- TO DO
Return the full set of entries below exactly, leaving every image out.

[Items from a data source]

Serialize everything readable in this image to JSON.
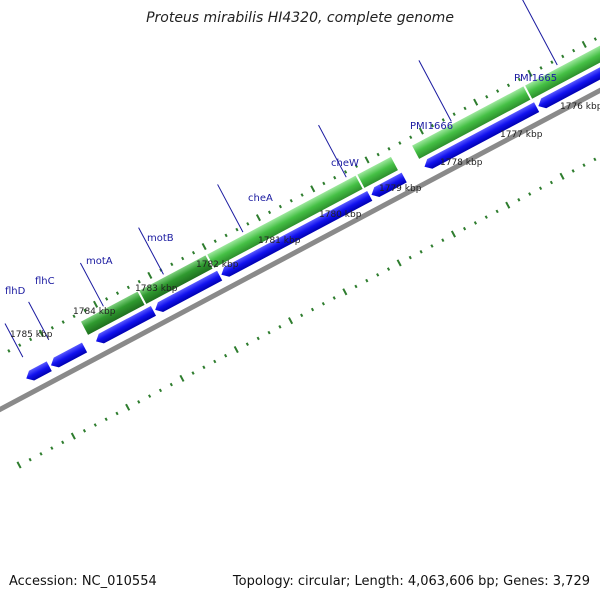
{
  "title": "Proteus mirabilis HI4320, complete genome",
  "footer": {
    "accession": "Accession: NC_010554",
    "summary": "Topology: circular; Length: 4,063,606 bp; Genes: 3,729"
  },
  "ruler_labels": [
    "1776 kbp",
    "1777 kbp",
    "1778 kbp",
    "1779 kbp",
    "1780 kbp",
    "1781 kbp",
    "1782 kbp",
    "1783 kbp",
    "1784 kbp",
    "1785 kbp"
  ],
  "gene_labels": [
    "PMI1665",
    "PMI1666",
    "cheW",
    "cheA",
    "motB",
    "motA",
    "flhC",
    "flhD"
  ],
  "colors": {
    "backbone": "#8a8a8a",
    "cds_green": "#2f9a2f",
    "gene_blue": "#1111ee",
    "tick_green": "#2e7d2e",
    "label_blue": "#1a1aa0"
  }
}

- REPLY
Serialize everything readable in this image to JSON.
{
  "title": "Proteus mirabilis HI4320, complete genome",
  "footer": {
    "accession": "Accession: NC_010554",
    "summary": "Topology: circular; Length: 4,063,606 bp; Genes: 3,729"
  },
  "ruler_labels": [
    "1776 kbp",
    "1777 kbp",
    "1778 kbp",
    "1779 kbp",
    "1780 kbp",
    "1781 kbp",
    "1782 kbp",
    "1783 kbp",
    "1784 kbp",
    "1785 kbp"
  ],
  "gene_labels": [
    "PMI1665",
    "PMI1666",
    "cheW",
    "cheA",
    "motB",
    "motA",
    "flhC",
    "flhD"
  ],
  "colors": {
    "backbone": "#8a8a8a",
    "cds_green": "#2f9a2f",
    "gene_blue": "#1111ee",
    "tick_green": "#2e7d2e",
    "label_blue": "#1a1aa0"
  }
}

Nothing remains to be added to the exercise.